[Rows from a dataset]
** START **
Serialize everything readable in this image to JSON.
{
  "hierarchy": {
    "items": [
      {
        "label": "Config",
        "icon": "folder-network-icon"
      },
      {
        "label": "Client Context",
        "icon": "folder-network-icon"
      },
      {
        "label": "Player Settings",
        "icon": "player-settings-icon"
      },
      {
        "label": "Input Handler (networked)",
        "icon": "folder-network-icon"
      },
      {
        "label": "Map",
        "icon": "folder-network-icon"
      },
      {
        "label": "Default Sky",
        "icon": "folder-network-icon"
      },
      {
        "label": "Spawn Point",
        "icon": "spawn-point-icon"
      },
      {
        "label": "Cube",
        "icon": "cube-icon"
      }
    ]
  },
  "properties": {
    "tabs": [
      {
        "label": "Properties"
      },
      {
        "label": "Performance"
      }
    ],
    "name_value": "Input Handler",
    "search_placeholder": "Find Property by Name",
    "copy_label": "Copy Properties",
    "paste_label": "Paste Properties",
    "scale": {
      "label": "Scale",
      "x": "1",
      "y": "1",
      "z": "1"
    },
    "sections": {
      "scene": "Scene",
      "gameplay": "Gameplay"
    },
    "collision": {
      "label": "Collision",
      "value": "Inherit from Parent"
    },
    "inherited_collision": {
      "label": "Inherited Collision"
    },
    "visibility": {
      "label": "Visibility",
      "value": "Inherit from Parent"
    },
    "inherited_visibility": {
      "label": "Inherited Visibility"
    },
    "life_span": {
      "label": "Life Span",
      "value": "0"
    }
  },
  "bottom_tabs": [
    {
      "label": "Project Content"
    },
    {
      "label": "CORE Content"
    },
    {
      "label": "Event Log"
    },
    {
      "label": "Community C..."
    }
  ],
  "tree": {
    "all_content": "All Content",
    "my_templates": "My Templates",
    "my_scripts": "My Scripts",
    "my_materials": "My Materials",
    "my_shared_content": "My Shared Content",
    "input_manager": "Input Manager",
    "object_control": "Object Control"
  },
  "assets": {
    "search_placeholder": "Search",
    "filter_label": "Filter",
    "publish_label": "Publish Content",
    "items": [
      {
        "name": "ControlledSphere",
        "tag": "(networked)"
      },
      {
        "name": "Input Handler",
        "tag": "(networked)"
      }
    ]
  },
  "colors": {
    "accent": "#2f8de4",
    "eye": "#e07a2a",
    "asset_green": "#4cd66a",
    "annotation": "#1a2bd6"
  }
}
** END **
• Problem to work on: In the listing, find all lines with the string "Input" and copy them.

• Solution below:
        "label": "Input Handler (networked)",
    "name_value": "Input Handler",
    "input_manager": "Input Manager",
        "name": "Input Handler",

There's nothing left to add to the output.